▸ **EXERCISE TASK**
Nothing in the records may be left out or altered; reproduce them all exactly.

▸ **Saved entries**
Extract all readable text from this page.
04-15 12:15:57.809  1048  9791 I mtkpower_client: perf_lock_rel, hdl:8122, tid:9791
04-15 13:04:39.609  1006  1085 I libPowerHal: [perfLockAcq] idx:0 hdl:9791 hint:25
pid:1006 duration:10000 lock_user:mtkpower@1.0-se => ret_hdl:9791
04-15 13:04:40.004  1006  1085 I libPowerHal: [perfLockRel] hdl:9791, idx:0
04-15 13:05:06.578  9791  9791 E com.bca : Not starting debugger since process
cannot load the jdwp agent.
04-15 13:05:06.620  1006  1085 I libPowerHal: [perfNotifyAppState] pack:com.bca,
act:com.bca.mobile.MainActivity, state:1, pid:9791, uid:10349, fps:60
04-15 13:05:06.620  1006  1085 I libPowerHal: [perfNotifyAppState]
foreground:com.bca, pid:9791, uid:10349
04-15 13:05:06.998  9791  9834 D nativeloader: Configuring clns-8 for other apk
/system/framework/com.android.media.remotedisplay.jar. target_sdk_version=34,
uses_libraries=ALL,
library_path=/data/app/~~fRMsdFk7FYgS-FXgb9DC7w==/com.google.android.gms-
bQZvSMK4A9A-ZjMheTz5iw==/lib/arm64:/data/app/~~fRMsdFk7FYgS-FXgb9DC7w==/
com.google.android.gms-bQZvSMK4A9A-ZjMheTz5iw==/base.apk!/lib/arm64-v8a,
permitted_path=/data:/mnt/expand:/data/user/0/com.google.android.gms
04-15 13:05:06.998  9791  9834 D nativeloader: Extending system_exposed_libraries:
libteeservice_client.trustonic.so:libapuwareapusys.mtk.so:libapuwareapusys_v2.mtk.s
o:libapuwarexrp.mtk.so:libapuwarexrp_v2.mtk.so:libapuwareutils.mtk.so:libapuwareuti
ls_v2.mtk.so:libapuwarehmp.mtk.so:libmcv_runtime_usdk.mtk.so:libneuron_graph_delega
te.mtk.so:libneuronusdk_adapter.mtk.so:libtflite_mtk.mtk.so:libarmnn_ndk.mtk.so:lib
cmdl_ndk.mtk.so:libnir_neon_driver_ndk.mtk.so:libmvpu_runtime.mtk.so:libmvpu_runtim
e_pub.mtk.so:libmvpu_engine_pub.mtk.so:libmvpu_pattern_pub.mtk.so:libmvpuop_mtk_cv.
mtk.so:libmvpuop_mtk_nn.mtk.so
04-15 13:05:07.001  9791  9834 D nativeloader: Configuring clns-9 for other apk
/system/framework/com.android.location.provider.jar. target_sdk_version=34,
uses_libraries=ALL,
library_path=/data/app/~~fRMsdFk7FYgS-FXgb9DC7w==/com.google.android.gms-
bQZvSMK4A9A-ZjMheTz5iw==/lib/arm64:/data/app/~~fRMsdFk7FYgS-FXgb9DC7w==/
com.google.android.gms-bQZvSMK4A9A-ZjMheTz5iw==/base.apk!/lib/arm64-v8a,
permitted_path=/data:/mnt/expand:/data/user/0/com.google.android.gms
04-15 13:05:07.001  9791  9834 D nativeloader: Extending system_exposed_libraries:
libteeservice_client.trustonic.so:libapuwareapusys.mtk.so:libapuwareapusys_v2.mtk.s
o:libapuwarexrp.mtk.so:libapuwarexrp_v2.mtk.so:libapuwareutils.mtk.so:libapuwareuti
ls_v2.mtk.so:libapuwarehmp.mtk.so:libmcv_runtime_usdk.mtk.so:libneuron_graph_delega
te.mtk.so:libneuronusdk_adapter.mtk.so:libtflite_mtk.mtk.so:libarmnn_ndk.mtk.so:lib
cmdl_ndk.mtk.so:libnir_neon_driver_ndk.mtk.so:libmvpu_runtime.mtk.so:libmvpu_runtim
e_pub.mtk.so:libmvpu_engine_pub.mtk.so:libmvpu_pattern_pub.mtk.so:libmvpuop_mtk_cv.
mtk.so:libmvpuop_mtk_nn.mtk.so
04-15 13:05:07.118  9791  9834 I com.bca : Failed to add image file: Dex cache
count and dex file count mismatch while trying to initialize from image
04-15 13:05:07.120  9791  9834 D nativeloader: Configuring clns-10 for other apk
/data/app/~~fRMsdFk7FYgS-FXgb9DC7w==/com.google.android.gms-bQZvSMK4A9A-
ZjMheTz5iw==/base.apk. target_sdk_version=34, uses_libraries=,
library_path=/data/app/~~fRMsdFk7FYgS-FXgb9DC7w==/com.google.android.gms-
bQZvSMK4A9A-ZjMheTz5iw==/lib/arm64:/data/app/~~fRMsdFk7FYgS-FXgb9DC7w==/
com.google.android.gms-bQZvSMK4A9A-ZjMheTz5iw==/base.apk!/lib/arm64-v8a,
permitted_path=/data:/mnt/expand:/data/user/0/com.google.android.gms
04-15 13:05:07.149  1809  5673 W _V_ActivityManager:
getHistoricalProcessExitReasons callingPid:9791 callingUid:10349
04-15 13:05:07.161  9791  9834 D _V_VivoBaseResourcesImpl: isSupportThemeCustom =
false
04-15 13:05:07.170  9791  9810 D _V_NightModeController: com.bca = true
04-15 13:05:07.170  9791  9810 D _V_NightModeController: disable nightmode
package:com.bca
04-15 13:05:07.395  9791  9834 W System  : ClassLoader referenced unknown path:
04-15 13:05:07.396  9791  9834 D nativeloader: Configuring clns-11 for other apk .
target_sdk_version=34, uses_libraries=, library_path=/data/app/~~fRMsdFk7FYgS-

▸ **WRITTEN SOLUTION**
Extract all readable text from this page.
04-15 12:15:57.809  1048  9791 I mtkpower_client: perf_lock_rel, hdl:8122, tid:9791
04-15 13:04:39.609  1006  1085 I libPowerHal: [perfLockAcq] idx:0 hdl:9791 hint:25
pid:1006 duration:10000 lock_user:mtkpower@1.0-se => ret_hdl:9791
04-15 13:04:40.004  1006  1085 I libPowerHal: [perfLockRel] hdl:9791, idx:0
04-15 13:05:06.578  9791  9791 E com.bca : Not starting debugger since process
cannot load the jdwp agent.
04-15 13:05:06.620  1006  1085 I libPowerHal: [perfNotifyAppState] pack:com.bca,
act:com.bca.mobile.MainActivity, state:1, pid:9791, uid:10349, fps:60
04-15 13:05:06.620  1006  1085 I libPowerHal: [perfNotifyAppState]
foreground:com.bca, pid:9791, uid:10349
04-15 13:05:06.998  9791  9834 D nativeloader: Configuring clns-8 for other apk
/system/framework/com.android.media.remotedisplay.jar. target_sdk_version=34,
uses_libraries=ALL,
library_path=/data/app/~~fRMsdFk7FYgS-FXgb9DC7w==/com.google.android.gms-
bQZvSMK4A9A-ZjMheTz5iw==/lib/arm64:/data/app/~~fRMsdFk7FYgS-FXgb9DC7w==/
com.google.android.gms-bQZvSMK4A9A-ZjMheTz5iw==/base.apk!/lib/arm64-v8a,
permitted_path=/data:/mnt/expand:/data/user/0/com.google.android.gms
04-15 13:05:06.998  9791  9834 D nativeloader: Extending system_exposed_libraries:
libteeservice_client.trustonic.so:libapuwareapusys.mtk.so:libapuwareapusys_v2.mtk.s
o:libapuwarexrp.mtk.so:libapuwarexrp_v2.mtk.so:libapuwareutils.mtk.so:libapuwareuti
ls_v2.mtk.so:libapuwarehmp.mtk.so:libmcv_runtime_usdk.mtk.so:libneuron_graph_delega
te.mtk.so:libneuronusdk_adapter.mtk.so:libtflite_mtk.mtk.so:libarmnn_ndk.mtk.so:lib
cmdl_ndk.mtk.so:libnir_neon_driver_ndk.mtk.so:libmvpu_runtime.mtk.so:libmvpu_runtim
e_pub.mtk.so:libmvpu_engine_pub.mtk.so:libmvpu_pattern_pub.mtk.so:libmvpuop_mtk_cv.
mtk.so:libmvpuop_mtk_nn.mtk.so
04-15 13:05:07.001  9791  9834 D nativeloader: Configuring clns-9 for other apk
/system/framework/com.android.location.provider.jar. target_sdk_version=34,
uses_libraries=ALL,
library_path=/data/app/~~fRMsdFk7FYgS-FXgb9DC7w==/com.google.android.gms-
bQZvSMK4A9A-ZjMheTz5iw==/lib/arm64:/data/app/~~fRMsdFk7FYgS-FXgb9DC7w==/
com.google.android.gms-bQZvSMK4A9A-ZjMheTz5iw==/base.apk!/lib/arm64-v8a,
permitted_path=/data:/mnt/expand:/data/user/0/com.google.android.gms
04-15 13:05:07.001  9791  9834 D nativeloader: Extending system_exposed_libraries:
libteeservice_client.trustonic.so:libapuwareapusys.mtk.so:libapuwareapusys_v2.mtk.s
o:libapuwarexrp.mtk.so:libapuwarexrp_v2.mtk.so:libapuwareutils.mtk.so:libapuwareuti
ls_v2.mtk.so:libapuwarehmp.mtk.so:libmcv_runtime_usdk.mtk.so:libneuron_graph_delega
te.mtk.so:libneuronusdk_adapter.mtk.so:libtflite_mtk.mtk.so:libarmnn_ndk.mtk.so:lib
cmdl_ndk.mtk.so:libnir_neon_driver_ndk.mtk.so:libmvpu_runtime.mtk.so:libmvpu_runtim
e_pub.mtk.so:libmvpu_engine_pub.mtk.so:libmvpu_pattern_pub.mtk.so:libmvpuop_mtk_cv.
mtk.so:libmvpuop_mtk_nn.mtk.so
04-15 13:05:07.118  9791  9834 I com.bca : Failed to add image file: Dex cache
count and dex file count mismatch while trying to initialize from image
04-15 13:05:07.120  9791  9834 D nativeloader: Configuring clns-10 for other apk
/data/app/~~fRMsdFk7FYgS-FXgb9DC7w==/com.google.android.gms-bQZvSMK4A9A-
ZjMheTz5iw==/base.apk. target_sdk_version=34, uses_libraries=,
library_path=/data/app/~~fRMsdFk7FYgS-FXgb9DC7w==/com.google.android.gms-
bQZvSMK4A9A-ZjMheTz5iw==/lib/arm64:/data/app/~~fRMsdFk7FYgS-FXgb9DC7w==/
com.google.android.gms-bQZvSMK4A9A-ZjMheTz5iw==/base.apk!/lib/arm64-v8a,
permitted_path=/data:/mnt/expand:/data/user/0/com.google.android.gms
04-15 13:05:07.149  1809  5673 W _V_ActivityManager:
getHistoricalProcessExitReasons callingPid:9791 callingUid:10349
04-15 13:05:07.161  9791  9834 D _V_VivoBaseResourcesImpl: isSupportThemeCustom =
false
04-15 13:05:07.170  9791  9810 D _V_NightModeController: com.bca = true
04-15 13:05:07.170  9791  9810 D _V_NightModeController: disable nightmode
package:com.bca
04-15 13:05:07.395  9791  9834 W System  : ClassLoader referenced unknown path:
04-15 13:05:07.396  9791  9834 D nativeloader: Configuring clns-11 for other apk .
target_sdk_version=34, uses_libraries=, library_path=/data/app/~~fRMsdFk7FYgS-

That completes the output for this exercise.